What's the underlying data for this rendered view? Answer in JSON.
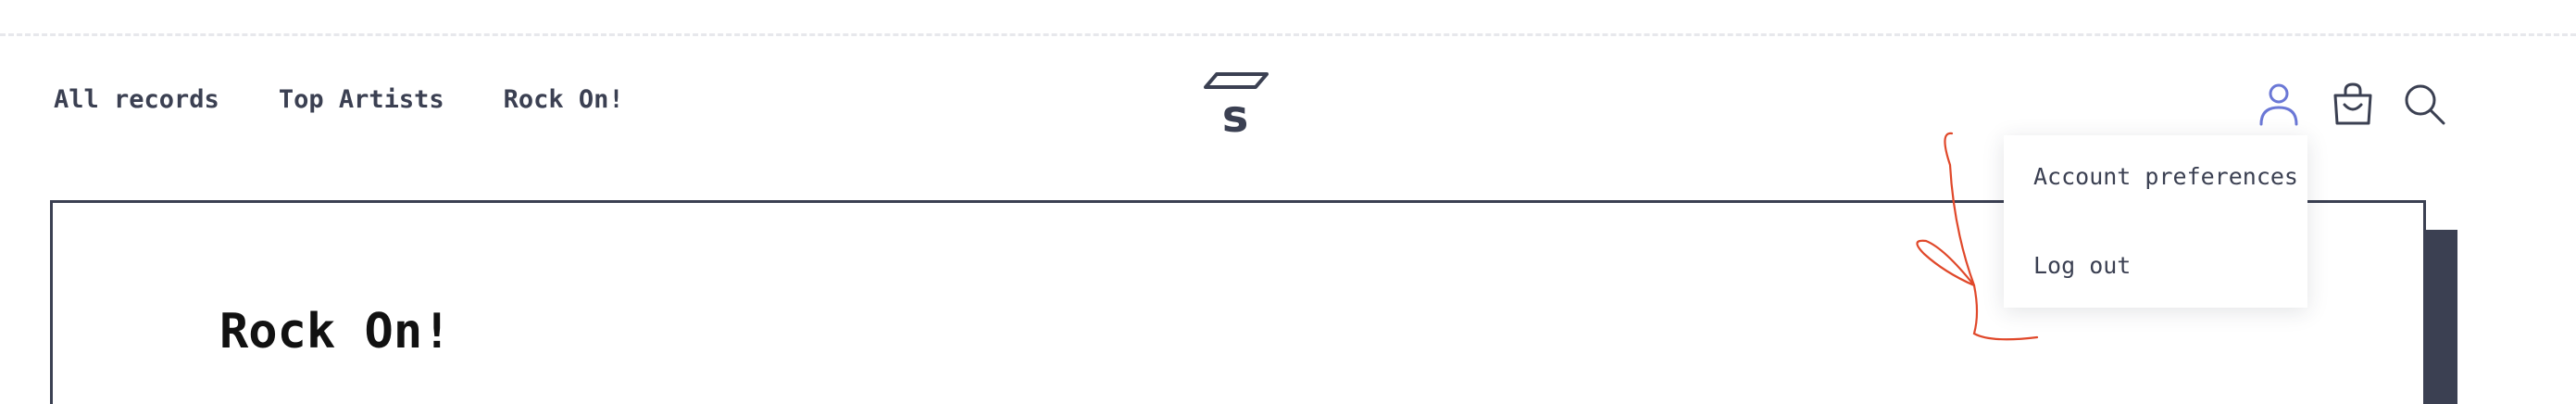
{
  "nav": {
    "items": [
      {
        "label": "All records"
      },
      {
        "label": "Top Artists"
      },
      {
        "label": "Rock On!"
      }
    ]
  },
  "header": {
    "logo_letter": "s",
    "icons": {
      "user": "user-icon",
      "bag": "shopping-bag-icon",
      "search": "search-icon"
    }
  },
  "account_menu": {
    "items": [
      {
        "label": "Account preferences"
      },
      {
        "label": "Log out"
      }
    ]
  },
  "main": {
    "title": "Rock On!"
  },
  "colors": {
    "text": "#3b4052",
    "accent_user_icon": "#6b78d6",
    "annotation": "#e0482a",
    "title": "#111111"
  }
}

════════════════════

Task
Find every line in the records that has the string "label", then state how many there are and nothing else.

Solution to this task
5